Records from a dataset
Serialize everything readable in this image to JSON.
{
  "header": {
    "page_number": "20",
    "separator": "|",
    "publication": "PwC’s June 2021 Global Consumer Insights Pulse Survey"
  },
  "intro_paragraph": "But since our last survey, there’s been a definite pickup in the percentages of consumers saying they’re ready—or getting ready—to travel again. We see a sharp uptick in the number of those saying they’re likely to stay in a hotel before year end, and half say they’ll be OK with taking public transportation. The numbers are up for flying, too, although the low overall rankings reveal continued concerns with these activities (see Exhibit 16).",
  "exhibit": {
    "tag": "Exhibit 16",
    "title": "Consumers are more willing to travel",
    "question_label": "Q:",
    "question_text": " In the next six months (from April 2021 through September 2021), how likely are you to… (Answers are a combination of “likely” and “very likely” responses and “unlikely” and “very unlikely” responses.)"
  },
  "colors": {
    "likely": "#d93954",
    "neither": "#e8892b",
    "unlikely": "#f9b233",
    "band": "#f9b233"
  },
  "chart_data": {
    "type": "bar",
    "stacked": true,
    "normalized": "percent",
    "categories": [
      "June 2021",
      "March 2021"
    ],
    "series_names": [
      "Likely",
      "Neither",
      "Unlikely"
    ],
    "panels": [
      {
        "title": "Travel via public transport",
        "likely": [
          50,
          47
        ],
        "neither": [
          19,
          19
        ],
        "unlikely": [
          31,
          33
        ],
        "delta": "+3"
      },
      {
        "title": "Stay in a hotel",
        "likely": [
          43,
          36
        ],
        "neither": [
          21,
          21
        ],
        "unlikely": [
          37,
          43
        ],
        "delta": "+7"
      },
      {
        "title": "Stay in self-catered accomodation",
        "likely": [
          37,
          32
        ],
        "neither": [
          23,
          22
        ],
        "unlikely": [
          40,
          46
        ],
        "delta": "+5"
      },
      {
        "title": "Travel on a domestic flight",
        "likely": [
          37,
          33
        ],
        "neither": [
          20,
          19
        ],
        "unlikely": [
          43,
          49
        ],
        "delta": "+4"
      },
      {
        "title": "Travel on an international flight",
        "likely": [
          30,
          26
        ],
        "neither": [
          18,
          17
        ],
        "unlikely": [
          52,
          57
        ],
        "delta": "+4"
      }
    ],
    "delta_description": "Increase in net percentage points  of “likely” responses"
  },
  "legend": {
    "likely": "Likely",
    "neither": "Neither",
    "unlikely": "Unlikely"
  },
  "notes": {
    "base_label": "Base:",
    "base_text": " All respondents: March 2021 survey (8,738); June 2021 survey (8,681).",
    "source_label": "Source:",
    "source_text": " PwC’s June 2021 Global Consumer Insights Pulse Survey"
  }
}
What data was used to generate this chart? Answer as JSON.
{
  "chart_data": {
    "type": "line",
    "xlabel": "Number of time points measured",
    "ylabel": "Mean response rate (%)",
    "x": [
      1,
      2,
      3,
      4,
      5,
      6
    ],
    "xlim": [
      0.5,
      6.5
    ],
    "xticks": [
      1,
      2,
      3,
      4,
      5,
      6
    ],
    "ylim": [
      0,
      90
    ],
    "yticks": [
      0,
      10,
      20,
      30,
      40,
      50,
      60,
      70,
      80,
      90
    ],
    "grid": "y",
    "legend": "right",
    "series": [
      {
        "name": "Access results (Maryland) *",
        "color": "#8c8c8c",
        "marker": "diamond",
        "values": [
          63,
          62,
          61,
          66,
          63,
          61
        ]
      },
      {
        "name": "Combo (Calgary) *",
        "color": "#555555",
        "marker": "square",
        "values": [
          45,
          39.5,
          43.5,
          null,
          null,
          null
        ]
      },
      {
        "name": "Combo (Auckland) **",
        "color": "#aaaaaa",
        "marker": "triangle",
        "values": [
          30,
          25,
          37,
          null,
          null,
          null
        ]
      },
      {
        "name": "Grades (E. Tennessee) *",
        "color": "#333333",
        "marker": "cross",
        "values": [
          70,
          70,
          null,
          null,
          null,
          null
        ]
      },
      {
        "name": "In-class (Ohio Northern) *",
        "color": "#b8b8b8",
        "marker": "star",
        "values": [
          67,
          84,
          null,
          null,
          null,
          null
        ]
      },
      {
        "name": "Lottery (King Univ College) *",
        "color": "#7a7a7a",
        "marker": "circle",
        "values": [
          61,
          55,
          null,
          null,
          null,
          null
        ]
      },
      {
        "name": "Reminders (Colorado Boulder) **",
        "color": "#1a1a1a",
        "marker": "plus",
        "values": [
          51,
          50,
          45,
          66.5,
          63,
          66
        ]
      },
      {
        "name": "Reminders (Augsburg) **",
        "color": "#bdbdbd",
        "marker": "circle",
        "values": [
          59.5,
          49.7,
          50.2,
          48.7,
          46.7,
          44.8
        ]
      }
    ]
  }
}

TASK GOAL: Check each line above for "Global" and return the ones that have it.

SOLUTION BELOW:
    "publication": "PwC’s June 2021 Global Consumer Insights Pulse Survey"
    "source_text": " PwC’s June 2021 Global Consumer Insights Pulse Survey"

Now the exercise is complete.